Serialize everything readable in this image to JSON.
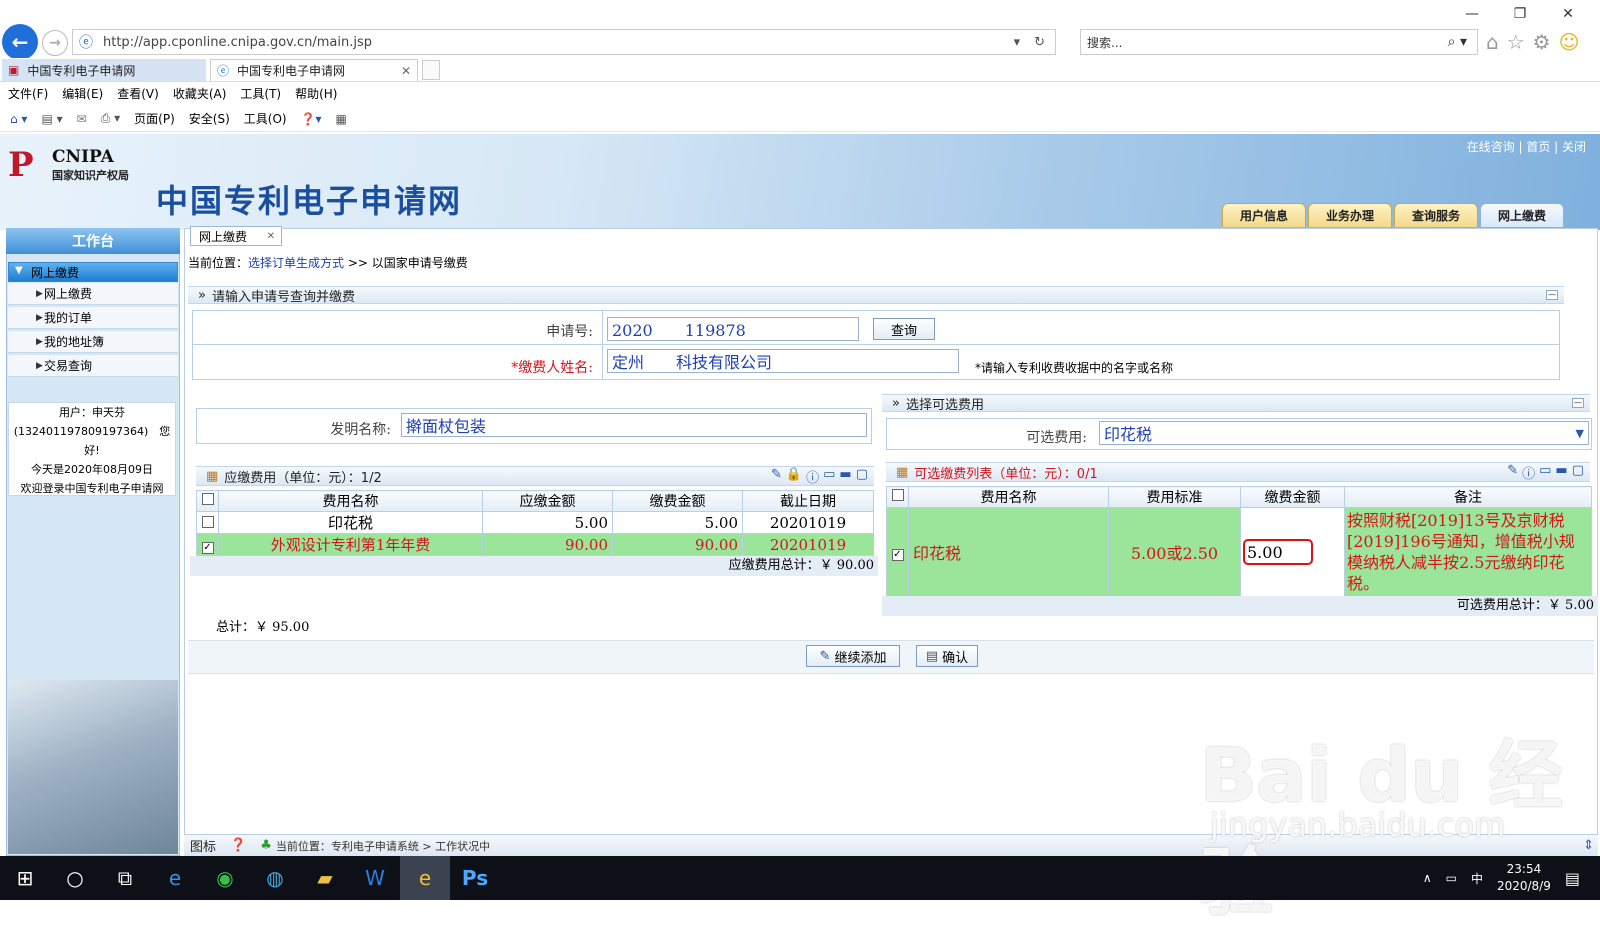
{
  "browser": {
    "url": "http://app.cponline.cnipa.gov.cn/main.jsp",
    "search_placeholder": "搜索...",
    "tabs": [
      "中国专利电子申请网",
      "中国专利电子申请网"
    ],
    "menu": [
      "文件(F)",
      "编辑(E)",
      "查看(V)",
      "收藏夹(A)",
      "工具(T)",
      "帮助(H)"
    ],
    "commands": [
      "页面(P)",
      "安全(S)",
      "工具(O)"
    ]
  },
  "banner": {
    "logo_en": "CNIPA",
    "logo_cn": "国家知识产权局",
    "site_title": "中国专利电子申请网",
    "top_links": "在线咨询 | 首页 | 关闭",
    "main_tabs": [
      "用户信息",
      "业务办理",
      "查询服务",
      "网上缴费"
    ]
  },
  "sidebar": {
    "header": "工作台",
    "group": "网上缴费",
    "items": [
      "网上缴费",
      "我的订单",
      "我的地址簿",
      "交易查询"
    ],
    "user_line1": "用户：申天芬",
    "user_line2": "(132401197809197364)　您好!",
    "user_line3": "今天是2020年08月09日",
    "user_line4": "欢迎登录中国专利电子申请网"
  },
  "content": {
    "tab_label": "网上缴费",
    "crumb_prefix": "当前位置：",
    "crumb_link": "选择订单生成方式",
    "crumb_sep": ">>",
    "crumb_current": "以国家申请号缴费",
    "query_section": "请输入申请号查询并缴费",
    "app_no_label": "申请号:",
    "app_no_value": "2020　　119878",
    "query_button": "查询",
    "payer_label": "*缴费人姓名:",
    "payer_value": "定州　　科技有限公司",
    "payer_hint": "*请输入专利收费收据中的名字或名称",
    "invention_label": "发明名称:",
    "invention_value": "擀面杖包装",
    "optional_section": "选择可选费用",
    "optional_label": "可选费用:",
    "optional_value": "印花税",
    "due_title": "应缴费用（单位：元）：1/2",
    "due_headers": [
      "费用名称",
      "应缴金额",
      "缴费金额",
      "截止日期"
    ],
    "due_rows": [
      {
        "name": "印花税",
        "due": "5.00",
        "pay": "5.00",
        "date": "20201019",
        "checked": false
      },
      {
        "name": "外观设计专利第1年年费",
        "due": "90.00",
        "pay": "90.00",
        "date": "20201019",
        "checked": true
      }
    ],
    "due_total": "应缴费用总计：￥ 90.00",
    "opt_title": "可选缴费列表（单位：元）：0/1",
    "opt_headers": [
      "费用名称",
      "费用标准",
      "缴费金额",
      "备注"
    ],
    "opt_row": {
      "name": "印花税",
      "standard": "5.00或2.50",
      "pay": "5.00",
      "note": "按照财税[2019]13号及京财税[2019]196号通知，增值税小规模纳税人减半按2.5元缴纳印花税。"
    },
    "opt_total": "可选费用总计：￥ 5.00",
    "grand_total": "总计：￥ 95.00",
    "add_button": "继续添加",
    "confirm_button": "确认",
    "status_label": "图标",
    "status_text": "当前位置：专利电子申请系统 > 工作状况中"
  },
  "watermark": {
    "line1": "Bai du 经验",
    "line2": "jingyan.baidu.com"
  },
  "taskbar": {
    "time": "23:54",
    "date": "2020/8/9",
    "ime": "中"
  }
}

...

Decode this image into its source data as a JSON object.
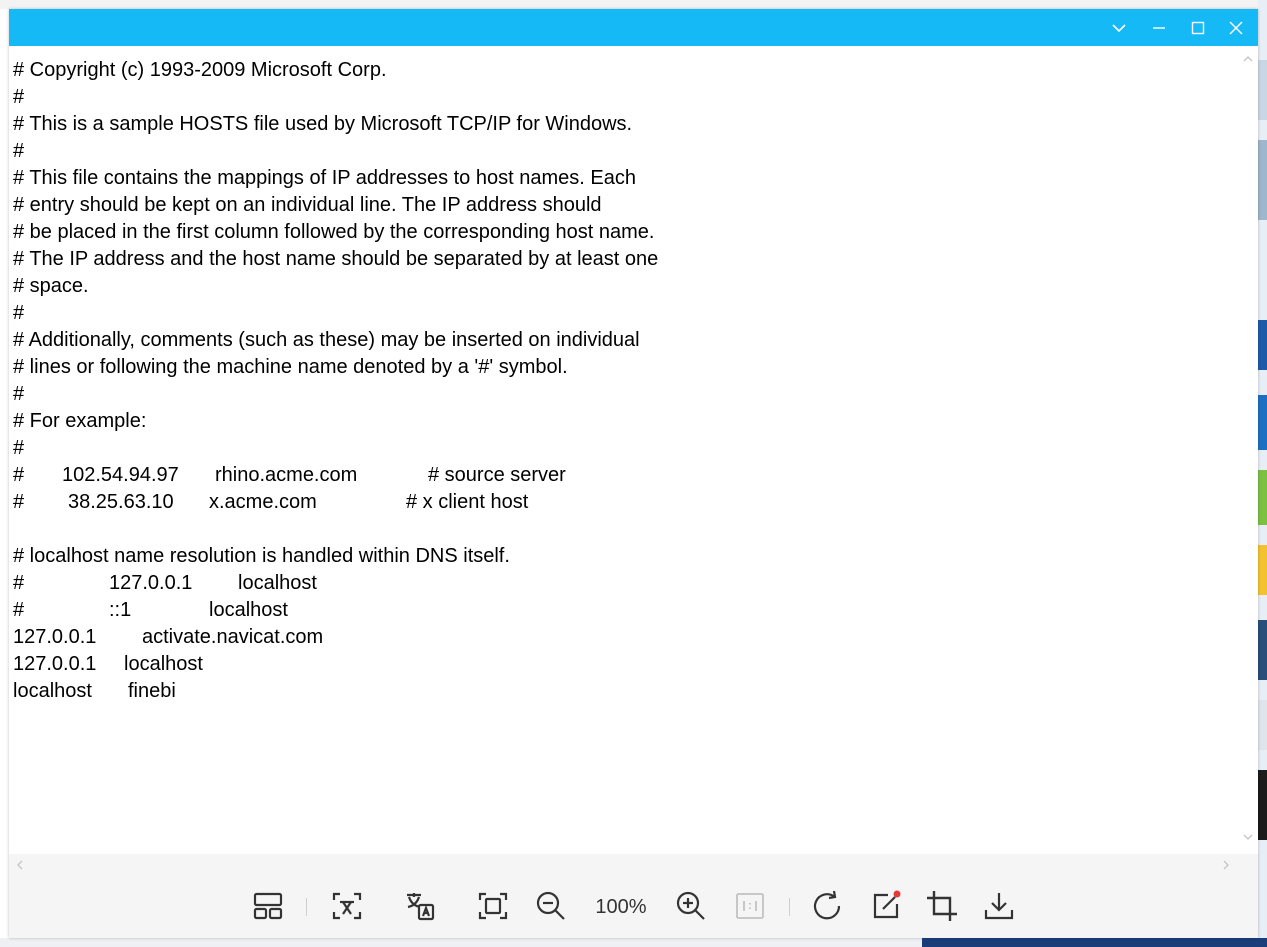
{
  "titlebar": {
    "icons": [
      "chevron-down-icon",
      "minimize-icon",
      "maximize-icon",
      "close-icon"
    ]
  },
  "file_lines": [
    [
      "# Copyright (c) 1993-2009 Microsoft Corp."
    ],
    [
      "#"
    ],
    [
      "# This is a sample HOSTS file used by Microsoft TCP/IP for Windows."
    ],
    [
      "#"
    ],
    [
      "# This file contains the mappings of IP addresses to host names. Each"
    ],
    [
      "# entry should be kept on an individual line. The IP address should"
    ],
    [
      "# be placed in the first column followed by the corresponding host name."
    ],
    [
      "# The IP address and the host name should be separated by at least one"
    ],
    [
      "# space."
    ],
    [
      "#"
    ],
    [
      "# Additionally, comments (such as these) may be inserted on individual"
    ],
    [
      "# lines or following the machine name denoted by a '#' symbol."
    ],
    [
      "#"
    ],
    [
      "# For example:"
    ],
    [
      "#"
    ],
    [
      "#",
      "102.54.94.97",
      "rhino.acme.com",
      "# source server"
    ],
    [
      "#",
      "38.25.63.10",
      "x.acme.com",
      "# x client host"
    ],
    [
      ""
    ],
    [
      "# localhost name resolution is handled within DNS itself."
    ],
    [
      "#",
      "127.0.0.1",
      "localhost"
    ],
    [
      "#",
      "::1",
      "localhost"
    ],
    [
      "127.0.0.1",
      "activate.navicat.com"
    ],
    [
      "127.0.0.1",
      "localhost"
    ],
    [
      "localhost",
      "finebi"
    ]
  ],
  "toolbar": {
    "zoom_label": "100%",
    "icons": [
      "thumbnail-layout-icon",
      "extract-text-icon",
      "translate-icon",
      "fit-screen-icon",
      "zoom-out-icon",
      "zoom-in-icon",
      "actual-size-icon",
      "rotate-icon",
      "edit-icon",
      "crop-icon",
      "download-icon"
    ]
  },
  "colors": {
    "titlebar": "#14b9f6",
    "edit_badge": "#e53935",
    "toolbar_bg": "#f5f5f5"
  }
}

Goal: How many lines of the data hold the string "should"? Reply with the number alone.

Response to the exercise: 2